WHAT IS REQUIRED
Using the data below, tally the lines that include the string "color". Only the number is wanted.

DATASET RECORDS

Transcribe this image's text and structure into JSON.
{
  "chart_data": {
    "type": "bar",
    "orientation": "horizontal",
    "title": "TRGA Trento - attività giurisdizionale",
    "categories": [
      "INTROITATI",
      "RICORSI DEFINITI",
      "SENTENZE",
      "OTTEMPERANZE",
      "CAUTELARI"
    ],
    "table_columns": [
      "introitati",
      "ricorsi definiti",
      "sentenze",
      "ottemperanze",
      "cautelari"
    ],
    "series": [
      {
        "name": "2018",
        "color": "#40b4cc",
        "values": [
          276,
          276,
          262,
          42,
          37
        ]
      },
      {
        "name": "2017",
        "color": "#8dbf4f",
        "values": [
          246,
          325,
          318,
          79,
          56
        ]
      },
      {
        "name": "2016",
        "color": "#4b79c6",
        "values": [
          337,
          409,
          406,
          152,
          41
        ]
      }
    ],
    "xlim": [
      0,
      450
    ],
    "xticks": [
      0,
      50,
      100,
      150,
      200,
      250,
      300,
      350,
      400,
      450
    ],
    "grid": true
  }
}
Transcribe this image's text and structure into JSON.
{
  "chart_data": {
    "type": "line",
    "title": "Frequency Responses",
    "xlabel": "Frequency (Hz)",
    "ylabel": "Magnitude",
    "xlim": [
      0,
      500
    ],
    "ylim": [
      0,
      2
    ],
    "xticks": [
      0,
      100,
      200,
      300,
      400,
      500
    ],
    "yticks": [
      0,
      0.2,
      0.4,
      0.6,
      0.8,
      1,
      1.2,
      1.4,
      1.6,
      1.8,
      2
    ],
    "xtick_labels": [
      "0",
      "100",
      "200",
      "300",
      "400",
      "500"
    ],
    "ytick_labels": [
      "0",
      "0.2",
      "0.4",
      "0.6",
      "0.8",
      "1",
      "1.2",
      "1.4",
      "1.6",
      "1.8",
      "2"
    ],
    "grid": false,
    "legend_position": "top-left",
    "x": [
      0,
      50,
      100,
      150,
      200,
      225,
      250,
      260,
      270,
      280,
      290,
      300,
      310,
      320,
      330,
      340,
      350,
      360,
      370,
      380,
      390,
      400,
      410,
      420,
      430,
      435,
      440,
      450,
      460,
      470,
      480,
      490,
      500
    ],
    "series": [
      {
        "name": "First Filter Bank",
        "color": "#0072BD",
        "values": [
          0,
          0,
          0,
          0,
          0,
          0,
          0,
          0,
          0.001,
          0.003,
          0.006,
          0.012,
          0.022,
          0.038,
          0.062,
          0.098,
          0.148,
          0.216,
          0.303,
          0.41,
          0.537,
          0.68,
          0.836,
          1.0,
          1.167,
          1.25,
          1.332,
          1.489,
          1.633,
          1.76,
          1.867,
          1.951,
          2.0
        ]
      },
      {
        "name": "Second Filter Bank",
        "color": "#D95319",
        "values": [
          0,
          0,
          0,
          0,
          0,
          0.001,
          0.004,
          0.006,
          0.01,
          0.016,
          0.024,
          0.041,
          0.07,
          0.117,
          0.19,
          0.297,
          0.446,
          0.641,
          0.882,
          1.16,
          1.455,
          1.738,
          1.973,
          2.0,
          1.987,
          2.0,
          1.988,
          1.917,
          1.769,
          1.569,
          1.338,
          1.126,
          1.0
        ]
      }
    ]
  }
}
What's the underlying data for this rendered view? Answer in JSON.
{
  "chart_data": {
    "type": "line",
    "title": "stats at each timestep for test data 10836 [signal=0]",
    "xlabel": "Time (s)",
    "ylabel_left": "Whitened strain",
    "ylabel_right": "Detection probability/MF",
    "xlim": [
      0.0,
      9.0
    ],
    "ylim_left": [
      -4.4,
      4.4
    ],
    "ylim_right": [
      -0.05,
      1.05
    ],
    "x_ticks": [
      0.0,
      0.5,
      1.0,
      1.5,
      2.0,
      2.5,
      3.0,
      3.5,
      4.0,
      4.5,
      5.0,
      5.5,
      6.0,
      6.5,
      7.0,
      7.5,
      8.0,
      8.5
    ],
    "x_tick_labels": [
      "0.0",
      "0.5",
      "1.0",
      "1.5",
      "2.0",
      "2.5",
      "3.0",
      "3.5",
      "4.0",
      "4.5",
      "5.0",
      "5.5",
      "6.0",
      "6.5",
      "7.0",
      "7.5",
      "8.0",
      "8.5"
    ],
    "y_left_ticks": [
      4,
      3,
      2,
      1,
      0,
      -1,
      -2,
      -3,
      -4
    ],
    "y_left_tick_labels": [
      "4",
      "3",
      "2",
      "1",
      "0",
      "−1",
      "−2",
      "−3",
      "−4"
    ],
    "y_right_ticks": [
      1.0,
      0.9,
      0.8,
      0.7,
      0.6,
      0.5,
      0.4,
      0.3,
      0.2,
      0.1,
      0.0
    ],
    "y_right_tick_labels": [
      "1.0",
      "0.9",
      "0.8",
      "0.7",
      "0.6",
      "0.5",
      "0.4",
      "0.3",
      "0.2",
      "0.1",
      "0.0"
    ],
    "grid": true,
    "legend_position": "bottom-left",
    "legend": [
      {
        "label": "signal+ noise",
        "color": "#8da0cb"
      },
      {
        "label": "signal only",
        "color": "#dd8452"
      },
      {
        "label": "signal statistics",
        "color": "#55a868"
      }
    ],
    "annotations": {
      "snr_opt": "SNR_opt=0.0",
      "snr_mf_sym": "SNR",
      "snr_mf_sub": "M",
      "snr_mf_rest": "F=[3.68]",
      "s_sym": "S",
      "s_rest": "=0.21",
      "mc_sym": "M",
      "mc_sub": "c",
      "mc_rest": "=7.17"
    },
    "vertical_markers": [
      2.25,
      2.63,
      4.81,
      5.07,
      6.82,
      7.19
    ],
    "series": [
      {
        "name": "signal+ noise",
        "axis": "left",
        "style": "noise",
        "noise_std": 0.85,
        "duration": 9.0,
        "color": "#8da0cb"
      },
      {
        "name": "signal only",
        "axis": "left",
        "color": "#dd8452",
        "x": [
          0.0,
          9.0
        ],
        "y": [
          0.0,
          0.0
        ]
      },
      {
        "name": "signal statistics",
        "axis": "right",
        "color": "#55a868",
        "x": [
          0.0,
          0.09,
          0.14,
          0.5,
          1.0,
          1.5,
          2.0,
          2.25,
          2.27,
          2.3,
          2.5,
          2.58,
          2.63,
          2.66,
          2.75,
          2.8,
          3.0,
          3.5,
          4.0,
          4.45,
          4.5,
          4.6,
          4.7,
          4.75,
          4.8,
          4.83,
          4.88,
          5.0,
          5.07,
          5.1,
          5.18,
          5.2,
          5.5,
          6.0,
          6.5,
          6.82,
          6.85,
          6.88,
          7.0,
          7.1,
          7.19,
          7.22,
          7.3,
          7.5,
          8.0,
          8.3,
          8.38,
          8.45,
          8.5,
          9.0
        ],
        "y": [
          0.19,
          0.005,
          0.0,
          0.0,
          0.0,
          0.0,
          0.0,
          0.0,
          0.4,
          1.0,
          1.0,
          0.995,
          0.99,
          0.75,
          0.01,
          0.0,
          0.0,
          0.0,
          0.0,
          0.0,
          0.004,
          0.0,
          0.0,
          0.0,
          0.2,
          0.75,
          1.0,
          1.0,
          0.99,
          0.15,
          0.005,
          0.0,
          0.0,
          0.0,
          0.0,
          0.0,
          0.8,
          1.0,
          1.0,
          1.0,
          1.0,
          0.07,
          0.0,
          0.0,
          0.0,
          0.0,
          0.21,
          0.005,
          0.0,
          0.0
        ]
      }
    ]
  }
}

CORRECT RESULT
11